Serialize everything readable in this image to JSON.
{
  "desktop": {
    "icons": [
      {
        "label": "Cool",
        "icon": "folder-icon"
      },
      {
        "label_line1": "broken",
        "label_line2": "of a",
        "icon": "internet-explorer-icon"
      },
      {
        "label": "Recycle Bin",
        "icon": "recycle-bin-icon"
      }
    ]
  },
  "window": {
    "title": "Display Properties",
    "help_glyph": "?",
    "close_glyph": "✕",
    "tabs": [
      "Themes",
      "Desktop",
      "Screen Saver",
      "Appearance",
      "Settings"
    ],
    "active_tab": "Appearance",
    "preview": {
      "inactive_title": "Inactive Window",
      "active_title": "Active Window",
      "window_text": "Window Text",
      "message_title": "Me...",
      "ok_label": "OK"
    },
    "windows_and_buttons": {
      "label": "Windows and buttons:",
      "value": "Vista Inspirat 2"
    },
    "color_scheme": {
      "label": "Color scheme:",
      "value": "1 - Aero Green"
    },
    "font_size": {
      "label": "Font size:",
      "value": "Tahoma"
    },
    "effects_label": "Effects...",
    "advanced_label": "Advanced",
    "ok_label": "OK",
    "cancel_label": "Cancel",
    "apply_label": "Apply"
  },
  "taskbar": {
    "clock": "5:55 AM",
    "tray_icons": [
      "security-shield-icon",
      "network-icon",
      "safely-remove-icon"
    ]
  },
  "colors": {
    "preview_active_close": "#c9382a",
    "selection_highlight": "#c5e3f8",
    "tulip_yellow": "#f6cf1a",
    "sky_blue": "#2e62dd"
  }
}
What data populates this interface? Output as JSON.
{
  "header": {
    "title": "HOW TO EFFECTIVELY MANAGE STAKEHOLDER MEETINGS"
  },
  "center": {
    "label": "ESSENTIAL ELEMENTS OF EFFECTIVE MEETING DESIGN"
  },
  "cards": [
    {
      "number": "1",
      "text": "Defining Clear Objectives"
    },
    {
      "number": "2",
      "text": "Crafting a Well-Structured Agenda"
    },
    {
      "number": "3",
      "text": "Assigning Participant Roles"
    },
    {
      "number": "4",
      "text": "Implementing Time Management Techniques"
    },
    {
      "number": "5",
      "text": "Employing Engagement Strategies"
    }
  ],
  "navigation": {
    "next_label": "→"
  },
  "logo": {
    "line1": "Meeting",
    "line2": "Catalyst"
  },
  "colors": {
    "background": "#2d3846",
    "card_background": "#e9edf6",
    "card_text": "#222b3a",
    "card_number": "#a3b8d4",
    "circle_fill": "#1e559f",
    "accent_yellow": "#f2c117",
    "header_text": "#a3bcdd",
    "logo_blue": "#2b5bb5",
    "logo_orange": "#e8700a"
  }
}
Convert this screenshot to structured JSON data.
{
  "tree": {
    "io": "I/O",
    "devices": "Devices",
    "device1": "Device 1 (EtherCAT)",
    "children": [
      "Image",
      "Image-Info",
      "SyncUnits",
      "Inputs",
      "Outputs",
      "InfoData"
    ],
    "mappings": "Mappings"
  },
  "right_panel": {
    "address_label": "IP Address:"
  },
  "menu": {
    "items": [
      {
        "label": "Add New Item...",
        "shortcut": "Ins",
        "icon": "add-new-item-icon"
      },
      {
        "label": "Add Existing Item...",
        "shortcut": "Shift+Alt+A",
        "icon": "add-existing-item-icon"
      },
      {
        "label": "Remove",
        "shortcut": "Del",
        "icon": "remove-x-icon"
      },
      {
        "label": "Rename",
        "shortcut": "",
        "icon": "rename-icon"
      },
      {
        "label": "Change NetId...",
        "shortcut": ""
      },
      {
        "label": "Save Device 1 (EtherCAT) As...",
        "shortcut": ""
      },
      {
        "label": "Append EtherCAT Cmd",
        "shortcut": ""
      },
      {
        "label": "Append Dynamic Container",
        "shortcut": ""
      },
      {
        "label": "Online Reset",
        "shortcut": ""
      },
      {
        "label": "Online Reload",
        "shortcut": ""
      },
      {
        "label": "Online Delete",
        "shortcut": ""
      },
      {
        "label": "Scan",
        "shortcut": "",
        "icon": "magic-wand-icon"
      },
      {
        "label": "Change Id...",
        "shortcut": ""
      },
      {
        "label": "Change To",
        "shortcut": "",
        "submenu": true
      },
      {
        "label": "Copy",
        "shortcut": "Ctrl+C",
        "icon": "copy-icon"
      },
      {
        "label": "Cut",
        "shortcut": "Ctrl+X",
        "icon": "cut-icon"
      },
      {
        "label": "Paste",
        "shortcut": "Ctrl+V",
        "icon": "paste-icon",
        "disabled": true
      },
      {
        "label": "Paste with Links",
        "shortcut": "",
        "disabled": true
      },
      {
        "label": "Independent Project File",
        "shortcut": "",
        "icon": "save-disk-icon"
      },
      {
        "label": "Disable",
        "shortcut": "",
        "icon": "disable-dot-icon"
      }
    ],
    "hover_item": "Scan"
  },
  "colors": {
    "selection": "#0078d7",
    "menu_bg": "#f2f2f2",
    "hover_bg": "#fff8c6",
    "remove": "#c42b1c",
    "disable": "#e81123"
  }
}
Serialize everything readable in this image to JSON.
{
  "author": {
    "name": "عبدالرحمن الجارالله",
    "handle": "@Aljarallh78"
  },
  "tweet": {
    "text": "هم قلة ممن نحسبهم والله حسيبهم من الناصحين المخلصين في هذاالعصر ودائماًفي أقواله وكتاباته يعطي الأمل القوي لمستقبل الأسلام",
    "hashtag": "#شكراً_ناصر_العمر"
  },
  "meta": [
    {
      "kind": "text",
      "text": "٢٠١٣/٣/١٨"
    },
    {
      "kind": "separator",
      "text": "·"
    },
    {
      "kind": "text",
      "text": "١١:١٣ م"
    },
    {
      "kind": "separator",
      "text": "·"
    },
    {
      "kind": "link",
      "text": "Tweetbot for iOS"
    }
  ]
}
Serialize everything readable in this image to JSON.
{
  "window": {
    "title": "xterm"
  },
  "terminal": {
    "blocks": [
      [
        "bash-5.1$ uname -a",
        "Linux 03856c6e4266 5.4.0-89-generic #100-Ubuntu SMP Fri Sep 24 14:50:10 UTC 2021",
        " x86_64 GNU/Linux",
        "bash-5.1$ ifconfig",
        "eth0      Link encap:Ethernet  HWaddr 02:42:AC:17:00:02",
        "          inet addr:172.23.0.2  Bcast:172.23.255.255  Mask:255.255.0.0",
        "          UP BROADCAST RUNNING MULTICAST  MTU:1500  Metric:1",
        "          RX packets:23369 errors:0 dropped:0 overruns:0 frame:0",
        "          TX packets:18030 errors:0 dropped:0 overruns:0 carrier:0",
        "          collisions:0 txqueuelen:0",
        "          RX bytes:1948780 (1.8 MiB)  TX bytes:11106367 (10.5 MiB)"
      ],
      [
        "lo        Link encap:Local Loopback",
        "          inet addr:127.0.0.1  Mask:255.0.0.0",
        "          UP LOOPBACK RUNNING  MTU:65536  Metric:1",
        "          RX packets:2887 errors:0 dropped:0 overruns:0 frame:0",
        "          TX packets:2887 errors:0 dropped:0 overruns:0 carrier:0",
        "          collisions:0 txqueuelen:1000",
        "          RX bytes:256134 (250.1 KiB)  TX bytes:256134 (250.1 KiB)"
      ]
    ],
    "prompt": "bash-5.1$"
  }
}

- [Stated goal]: Within the entries above, how many lines contain "Metric"? Respond with the number only.

- [Full answer]: 2